DIRECTIVE
Omit the pictures from the entries below and retype everything else exactly.
>>
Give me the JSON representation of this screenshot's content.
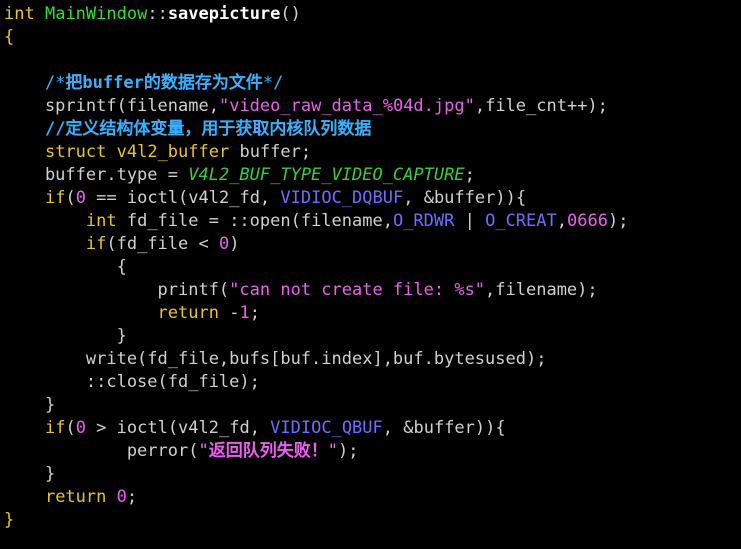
{
  "colors": {
    "background": "#000000",
    "keyword": "#eac32d",
    "function": "#2ee02e",
    "string": "#ee5ef0",
    "macro": "#6d6dff",
    "comment": "#39b1ff",
    "text": "#d0d0d0"
  },
  "code": {
    "lines": [
      [
        {
          "t": "int",
          "c": "kw"
        },
        {
          "t": " ",
          "c": "ident"
        },
        {
          "t": "MainWindow",
          "c": "fn"
        },
        {
          "t": "::",
          "c": "op"
        },
        {
          "t": "savepicture",
          "c": "fnbold"
        },
        {
          "t": "()",
          "c": "punct"
        }
      ],
      [
        {
          "t": "{",
          "c": "kw"
        }
      ],
      [],
      [
        {
          "t": "    ",
          "c": "ident"
        },
        {
          "t": "/*",
          "c": "comment"
        },
        {
          "t": "把buffer的数据存为文件",
          "c": "commentbold"
        },
        {
          "t": "*/",
          "c": "comment"
        }
      ],
      [
        {
          "t": "    sprintf",
          "c": "ident"
        },
        {
          "t": "(",
          "c": "punct"
        },
        {
          "t": "filename,",
          "c": "ident"
        },
        {
          "t": "\"video_raw_data_%04d.jpg\"",
          "c": "str"
        },
        {
          "t": ",file_cnt++);",
          "c": "ident"
        }
      ],
      [
        {
          "t": "    ",
          "c": "ident"
        },
        {
          "t": "//定义结构体变量，用于获取内核队列数据",
          "c": "commentbold"
        }
      ],
      [
        {
          "t": "    ",
          "c": "ident"
        },
        {
          "t": "struct",
          "c": "kw"
        },
        {
          "t": " ",
          "c": "ident"
        },
        {
          "t": "v4l2_buffer",
          "c": "kw"
        },
        {
          "t": " buffer;",
          "c": "ident"
        }
      ],
      [
        {
          "t": "    buffer.type = ",
          "c": "ident"
        },
        {
          "t": "V4L2_BUF_TYPE_VIDEO_CAPTURE",
          "c": "macro2"
        },
        {
          "t": ";",
          "c": "ident"
        }
      ],
      [
        {
          "t": "    ",
          "c": "ident"
        },
        {
          "t": "if",
          "c": "kw"
        },
        {
          "t": "(",
          "c": "punct"
        },
        {
          "t": "0",
          "c": "num"
        },
        {
          "t": " == ioctl(v4l2_fd, ",
          "c": "ident"
        },
        {
          "t": "VIDIOC_DQBUF",
          "c": "macro"
        },
        {
          "t": ", &buffer)){",
          "c": "ident"
        }
      ],
      [
        {
          "t": "        ",
          "c": "ident"
        },
        {
          "t": "int",
          "c": "kw"
        },
        {
          "t": " fd_file = ::open(filename,",
          "c": "ident"
        },
        {
          "t": "O_RDWR",
          "c": "macro"
        },
        {
          "t": " | ",
          "c": "ident"
        },
        {
          "t": "O_CREAT",
          "c": "macro"
        },
        {
          "t": ",",
          "c": "ident"
        },
        {
          "t": "0666",
          "c": "num"
        },
        {
          "t": ");",
          "c": "ident"
        }
      ],
      [
        {
          "t": "        ",
          "c": "ident"
        },
        {
          "t": "if",
          "c": "kw"
        },
        {
          "t": "(fd_file < ",
          "c": "ident"
        },
        {
          "t": "0",
          "c": "num"
        },
        {
          "t": ")",
          "c": "ident"
        }
      ],
      [
        {
          "t": "           {",
          "c": "ident"
        }
      ],
      [
        {
          "t": "               printf(",
          "c": "ident"
        },
        {
          "t": "\"can not create file: %s\"",
          "c": "str"
        },
        {
          "t": ",filename);",
          "c": "ident"
        }
      ],
      [
        {
          "t": "               ",
          "c": "ident"
        },
        {
          "t": "return",
          "c": "kw"
        },
        {
          "t": " -",
          "c": "ident"
        },
        {
          "t": "1",
          "c": "num"
        },
        {
          "t": ";",
          "c": "ident"
        }
      ],
      [
        {
          "t": "           }",
          "c": "ident"
        }
      ],
      [
        {
          "t": "        write(fd_file,bufs[buf.index],buf.bytesused);",
          "c": "ident"
        }
      ],
      [
        {
          "t": "        ::close(fd_file);",
          "c": "ident"
        }
      ],
      [
        {
          "t": "    }",
          "c": "ident"
        }
      ],
      [
        {
          "t": "    ",
          "c": "ident"
        },
        {
          "t": "if",
          "c": "kw"
        },
        {
          "t": "(",
          "c": "punct"
        },
        {
          "t": "0",
          "c": "num"
        },
        {
          "t": " > ioctl(v4l2_fd, ",
          "c": "ident"
        },
        {
          "t": "VIDIOC_QBUF",
          "c": "macro"
        },
        {
          "t": ", &buffer)){",
          "c": "ident"
        }
      ],
      [
        {
          "t": "            perror(",
          "c": "ident"
        },
        {
          "t": "\"",
          "c": "str"
        },
        {
          "t": "返回队列失败！",
          "c": "strbold"
        },
        {
          "t": "\"",
          "c": "str"
        },
        {
          "t": ");",
          "c": "ident"
        }
      ],
      [
        {
          "t": "    }",
          "c": "ident"
        }
      ],
      [
        {
          "t": "    ",
          "c": "ident"
        },
        {
          "t": "return",
          "c": "kw"
        },
        {
          "t": " ",
          "c": "ident"
        },
        {
          "t": "0",
          "c": "num"
        },
        {
          "t": ";",
          "c": "ident"
        }
      ],
      [
        {
          "t": "}",
          "c": "kw"
        }
      ]
    ]
  }
}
<<
EXERCISE RESPONSE
Give me the JSON representation of this screenshot's content.
{
  "colors": {
    "background": "#000000",
    "keyword": "#eac32d",
    "function": "#2ee02e",
    "string": "#ee5ef0",
    "macro": "#6d6dff",
    "comment": "#39b1ff",
    "text": "#d0d0d0"
  },
  "code": {
    "lines": [
      [
        {
          "t": "int",
          "c": "kw"
        },
        {
          "t": " ",
          "c": "ident"
        },
        {
          "t": "MainWindow",
          "c": "fn"
        },
        {
          "t": "::",
          "c": "op"
        },
        {
          "t": "savepicture",
          "c": "fnbold"
        },
        {
          "t": "()",
          "c": "punct"
        }
      ],
      [
        {
          "t": "{",
          "c": "kw"
        }
      ],
      [],
      [
        {
          "t": "    ",
          "c": "ident"
        },
        {
          "t": "/*",
          "c": "comment"
        },
        {
          "t": "把buffer的数据存为文件",
          "c": "commentbold"
        },
        {
          "t": "*/",
          "c": "comment"
        }
      ],
      [
        {
          "t": "    sprintf",
          "c": "ident"
        },
        {
          "t": "(",
          "c": "punct"
        },
        {
          "t": "filename,",
          "c": "ident"
        },
        {
          "t": "\"video_raw_data_%04d.jpg\"",
          "c": "str"
        },
        {
          "t": ",file_cnt++);",
          "c": "ident"
        }
      ],
      [
        {
          "t": "    ",
          "c": "ident"
        },
        {
          "t": "//定义结构体变量，用于获取内核队列数据",
          "c": "commentbold"
        }
      ],
      [
        {
          "t": "    ",
          "c": "ident"
        },
        {
          "t": "struct",
          "c": "kw"
        },
        {
          "t": " ",
          "c": "ident"
        },
        {
          "t": "v4l2_buffer",
          "c": "kw"
        },
        {
          "t": " buffer;",
          "c": "ident"
        }
      ],
      [
        {
          "t": "    buffer.type = ",
          "c": "ident"
        },
        {
          "t": "V4L2_BUF_TYPE_VIDEO_CAPTURE",
          "c": "macro2"
        },
        {
          "t": ";",
          "c": "ident"
        }
      ],
      [
        {
          "t": "    ",
          "c": "ident"
        },
        {
          "t": "if",
          "c": "kw"
        },
        {
          "t": "(",
          "c": "punct"
        },
        {
          "t": "0",
          "c": "num"
        },
        {
          "t": " == ioctl(v4l2_fd, ",
          "c": "ident"
        },
        {
          "t": "VIDIOC_DQBUF",
          "c": "macro"
        },
        {
          "t": ", &buffer)){",
          "c": "ident"
        }
      ],
      [
        {
          "t": "        ",
          "c": "ident"
        },
        {
          "t": "int",
          "c": "kw"
        },
        {
          "t": " fd_file = ::open(filename,",
          "c": "ident"
        },
        {
          "t": "O_RDWR",
          "c": "macro"
        },
        {
          "t": " | ",
          "c": "ident"
        },
        {
          "t": "O_CREAT",
          "c": "macro"
        },
        {
          "t": ",",
          "c": "ident"
        },
        {
          "t": "0666",
          "c": "num"
        },
        {
          "t": ");",
          "c": "ident"
        }
      ],
      [
        {
          "t": "        ",
          "c": "ident"
        },
        {
          "t": "if",
          "c": "kw"
        },
        {
          "t": "(fd_file < ",
          "c": "ident"
        },
        {
          "t": "0",
          "c": "num"
        },
        {
          "t": ")",
          "c": "ident"
        }
      ],
      [
        {
          "t": "           {",
          "c": "ident"
        }
      ],
      [
        {
          "t": "               printf(",
          "c": "ident"
        },
        {
          "t": "\"can not create file: %s\"",
          "c": "str"
        },
        {
          "t": ",filename);",
          "c": "ident"
        }
      ],
      [
        {
          "t": "               ",
          "c": "ident"
        },
        {
          "t": "return",
          "c": "kw"
        },
        {
          "t": " -",
          "c": "ident"
        },
        {
          "t": "1",
          "c": "num"
        },
        {
          "t": ";",
          "c": "ident"
        }
      ],
      [
        {
          "t": "           }",
          "c": "ident"
        }
      ],
      [
        {
          "t": "        write(fd_file,bufs[buf.index],buf.bytesused);",
          "c": "ident"
        }
      ],
      [
        {
          "t": "        ::close(fd_file);",
          "c": "ident"
        }
      ],
      [
        {
          "t": "    }",
          "c": "ident"
        }
      ],
      [
        {
          "t": "    ",
          "c": "ident"
        },
        {
          "t": "if",
          "c": "kw"
        },
        {
          "t": "(",
          "c": "punct"
        },
        {
          "t": "0",
          "c": "num"
        },
        {
          "t": " > ioctl(v4l2_fd, ",
          "c": "ident"
        },
        {
          "t": "VIDIOC_QBUF",
          "c": "macro"
        },
        {
          "t": ", &buffer)){",
          "c": "ident"
        }
      ],
      [
        {
          "t": "            perror(",
          "c": "ident"
        },
        {
          "t": "\"",
          "c": "str"
        },
        {
          "t": "返回队列失败！",
          "c": "strbold"
        },
        {
          "t": "\"",
          "c": "str"
        },
        {
          "t": ");",
          "c": "ident"
        }
      ],
      [
        {
          "t": "    }",
          "c": "ident"
        }
      ],
      [
        {
          "t": "    ",
          "c": "ident"
        },
        {
          "t": "return",
          "c": "kw"
        },
        {
          "t": " ",
          "c": "ident"
        },
        {
          "t": "0",
          "c": "num"
        },
        {
          "t": ";",
          "c": "ident"
        }
      ],
      [
        {
          "t": "}",
          "c": "kw"
        }
      ]
    ]
  }
}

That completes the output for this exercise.